* Aim of the task
Give the number of lines in the entries that contain "label". State only the count.

══ Extracted records ══

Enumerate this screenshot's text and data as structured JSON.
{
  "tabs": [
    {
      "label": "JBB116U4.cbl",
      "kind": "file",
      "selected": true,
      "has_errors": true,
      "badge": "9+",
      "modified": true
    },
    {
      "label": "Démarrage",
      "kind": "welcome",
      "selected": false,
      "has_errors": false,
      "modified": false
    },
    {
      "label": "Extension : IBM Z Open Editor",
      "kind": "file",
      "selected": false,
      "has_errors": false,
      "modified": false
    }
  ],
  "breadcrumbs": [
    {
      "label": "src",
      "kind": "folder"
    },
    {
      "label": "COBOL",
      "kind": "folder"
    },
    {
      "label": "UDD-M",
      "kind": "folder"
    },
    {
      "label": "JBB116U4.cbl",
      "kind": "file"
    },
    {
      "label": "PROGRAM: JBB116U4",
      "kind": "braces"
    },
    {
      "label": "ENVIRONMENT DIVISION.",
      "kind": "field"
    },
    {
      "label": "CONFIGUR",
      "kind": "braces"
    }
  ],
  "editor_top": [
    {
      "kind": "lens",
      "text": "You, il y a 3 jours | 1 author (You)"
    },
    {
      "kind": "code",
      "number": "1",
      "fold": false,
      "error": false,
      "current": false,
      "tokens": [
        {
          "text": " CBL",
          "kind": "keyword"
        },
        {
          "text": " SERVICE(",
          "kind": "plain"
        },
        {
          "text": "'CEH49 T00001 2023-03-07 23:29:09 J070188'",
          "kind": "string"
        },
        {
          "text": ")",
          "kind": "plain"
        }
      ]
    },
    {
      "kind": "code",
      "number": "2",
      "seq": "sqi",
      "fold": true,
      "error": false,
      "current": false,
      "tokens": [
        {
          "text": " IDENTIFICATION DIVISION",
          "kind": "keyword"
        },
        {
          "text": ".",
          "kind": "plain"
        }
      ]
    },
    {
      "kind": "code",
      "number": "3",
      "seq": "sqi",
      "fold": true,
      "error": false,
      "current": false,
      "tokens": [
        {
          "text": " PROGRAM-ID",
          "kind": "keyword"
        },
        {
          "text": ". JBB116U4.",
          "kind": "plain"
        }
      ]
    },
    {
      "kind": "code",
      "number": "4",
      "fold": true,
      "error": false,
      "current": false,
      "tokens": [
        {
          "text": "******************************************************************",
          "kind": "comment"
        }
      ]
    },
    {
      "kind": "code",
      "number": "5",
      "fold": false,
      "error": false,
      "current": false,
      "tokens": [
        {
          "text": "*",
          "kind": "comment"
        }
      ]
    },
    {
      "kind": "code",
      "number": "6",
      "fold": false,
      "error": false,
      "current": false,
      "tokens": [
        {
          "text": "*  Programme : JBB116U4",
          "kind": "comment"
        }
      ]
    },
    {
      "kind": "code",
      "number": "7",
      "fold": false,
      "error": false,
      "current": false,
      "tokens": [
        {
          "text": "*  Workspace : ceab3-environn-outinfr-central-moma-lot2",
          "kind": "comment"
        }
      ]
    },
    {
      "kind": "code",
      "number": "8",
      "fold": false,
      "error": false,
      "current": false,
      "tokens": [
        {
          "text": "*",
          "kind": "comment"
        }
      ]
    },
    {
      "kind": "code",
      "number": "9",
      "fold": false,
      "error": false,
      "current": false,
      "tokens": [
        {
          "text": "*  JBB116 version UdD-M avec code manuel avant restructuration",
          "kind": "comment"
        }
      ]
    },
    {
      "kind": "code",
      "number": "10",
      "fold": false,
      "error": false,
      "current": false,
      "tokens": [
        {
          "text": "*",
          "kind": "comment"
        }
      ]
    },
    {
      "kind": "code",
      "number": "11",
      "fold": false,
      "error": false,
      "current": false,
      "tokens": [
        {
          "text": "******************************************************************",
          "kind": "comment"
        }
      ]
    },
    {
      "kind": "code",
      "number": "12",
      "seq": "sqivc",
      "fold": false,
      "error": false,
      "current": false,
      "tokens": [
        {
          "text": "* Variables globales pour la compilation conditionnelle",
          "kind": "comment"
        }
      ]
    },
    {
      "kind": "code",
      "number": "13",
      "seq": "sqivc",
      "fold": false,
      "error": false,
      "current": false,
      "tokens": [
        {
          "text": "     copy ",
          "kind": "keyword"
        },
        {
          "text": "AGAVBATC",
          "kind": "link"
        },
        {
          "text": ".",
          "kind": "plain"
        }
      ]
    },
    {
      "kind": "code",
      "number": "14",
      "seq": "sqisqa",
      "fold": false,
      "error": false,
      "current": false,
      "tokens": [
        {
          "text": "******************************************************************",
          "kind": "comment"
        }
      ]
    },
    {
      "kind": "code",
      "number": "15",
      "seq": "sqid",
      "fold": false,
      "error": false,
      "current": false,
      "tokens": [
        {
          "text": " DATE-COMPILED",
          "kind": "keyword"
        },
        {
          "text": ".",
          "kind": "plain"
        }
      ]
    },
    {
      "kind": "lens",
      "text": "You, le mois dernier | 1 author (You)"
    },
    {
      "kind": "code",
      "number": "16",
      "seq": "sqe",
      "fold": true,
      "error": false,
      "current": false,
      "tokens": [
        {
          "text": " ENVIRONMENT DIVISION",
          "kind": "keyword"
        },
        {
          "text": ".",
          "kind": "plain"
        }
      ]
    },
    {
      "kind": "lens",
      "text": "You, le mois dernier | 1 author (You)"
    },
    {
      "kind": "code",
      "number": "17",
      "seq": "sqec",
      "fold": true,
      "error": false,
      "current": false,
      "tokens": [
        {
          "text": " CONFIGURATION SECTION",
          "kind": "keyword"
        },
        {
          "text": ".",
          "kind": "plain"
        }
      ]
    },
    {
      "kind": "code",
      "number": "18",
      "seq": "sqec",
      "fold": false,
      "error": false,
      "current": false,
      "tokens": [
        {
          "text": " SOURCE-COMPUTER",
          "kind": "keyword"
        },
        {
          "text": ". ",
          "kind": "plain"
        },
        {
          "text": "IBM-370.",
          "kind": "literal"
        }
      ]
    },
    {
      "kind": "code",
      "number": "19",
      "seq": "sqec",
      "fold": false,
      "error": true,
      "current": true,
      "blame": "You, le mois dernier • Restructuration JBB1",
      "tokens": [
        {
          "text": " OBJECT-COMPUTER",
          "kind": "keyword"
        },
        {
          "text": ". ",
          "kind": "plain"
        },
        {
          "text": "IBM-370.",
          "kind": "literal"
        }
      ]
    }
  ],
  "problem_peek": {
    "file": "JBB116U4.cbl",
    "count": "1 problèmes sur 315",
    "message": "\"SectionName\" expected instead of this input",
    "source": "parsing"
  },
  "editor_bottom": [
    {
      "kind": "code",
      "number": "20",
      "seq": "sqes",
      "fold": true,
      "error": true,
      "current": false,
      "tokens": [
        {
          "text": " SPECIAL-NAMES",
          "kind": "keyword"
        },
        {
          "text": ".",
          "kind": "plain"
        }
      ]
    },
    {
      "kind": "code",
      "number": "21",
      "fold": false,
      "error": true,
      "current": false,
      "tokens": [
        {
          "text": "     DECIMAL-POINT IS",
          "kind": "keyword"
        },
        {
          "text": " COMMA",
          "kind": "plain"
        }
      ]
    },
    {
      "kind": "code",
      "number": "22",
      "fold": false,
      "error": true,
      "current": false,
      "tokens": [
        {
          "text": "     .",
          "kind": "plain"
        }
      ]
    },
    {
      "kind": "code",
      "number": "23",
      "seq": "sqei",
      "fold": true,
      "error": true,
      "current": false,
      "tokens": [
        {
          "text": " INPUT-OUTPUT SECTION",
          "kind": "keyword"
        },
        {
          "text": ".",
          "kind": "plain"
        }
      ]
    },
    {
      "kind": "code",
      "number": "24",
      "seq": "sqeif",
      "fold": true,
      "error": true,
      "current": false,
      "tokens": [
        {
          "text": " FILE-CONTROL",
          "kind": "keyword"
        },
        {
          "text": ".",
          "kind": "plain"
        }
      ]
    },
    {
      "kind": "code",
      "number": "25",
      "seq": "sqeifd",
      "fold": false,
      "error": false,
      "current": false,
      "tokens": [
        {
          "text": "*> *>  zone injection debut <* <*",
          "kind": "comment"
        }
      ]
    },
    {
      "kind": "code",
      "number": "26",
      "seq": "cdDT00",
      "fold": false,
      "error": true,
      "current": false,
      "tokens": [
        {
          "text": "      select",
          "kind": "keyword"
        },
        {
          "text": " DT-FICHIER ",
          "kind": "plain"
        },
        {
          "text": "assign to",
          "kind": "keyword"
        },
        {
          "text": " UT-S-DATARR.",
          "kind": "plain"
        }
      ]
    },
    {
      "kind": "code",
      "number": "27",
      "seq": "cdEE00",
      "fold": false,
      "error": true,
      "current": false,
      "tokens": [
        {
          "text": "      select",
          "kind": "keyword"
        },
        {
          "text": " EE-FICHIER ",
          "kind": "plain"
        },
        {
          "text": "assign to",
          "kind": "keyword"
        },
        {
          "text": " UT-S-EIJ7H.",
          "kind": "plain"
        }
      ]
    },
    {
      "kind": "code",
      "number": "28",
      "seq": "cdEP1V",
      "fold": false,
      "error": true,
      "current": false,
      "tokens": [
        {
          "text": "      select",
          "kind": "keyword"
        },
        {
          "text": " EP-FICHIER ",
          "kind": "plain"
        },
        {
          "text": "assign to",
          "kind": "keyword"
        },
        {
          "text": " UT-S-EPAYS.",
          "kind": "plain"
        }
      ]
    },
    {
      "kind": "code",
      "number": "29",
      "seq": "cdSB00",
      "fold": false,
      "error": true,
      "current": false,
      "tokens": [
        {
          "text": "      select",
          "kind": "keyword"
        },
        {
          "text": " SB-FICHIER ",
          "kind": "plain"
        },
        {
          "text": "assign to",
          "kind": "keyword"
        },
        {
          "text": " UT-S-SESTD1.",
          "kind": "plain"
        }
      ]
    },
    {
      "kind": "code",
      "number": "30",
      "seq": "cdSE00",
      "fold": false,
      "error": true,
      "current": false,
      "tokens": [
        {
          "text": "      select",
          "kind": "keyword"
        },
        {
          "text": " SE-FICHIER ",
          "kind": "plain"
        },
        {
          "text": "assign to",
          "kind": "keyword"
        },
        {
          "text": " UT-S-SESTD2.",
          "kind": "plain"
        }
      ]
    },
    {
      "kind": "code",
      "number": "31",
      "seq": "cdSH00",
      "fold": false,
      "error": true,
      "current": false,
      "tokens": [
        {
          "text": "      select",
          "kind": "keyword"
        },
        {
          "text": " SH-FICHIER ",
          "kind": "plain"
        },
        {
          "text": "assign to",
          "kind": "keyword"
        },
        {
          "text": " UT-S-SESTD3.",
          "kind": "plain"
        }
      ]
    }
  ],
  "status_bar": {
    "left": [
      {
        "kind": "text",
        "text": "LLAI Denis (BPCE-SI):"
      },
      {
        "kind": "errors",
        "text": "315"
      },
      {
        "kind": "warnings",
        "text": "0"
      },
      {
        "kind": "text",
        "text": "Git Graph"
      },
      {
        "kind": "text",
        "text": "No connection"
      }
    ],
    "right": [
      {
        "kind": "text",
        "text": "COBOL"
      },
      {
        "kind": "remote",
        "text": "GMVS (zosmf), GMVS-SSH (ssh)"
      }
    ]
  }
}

═══

* Solution to the exercise
10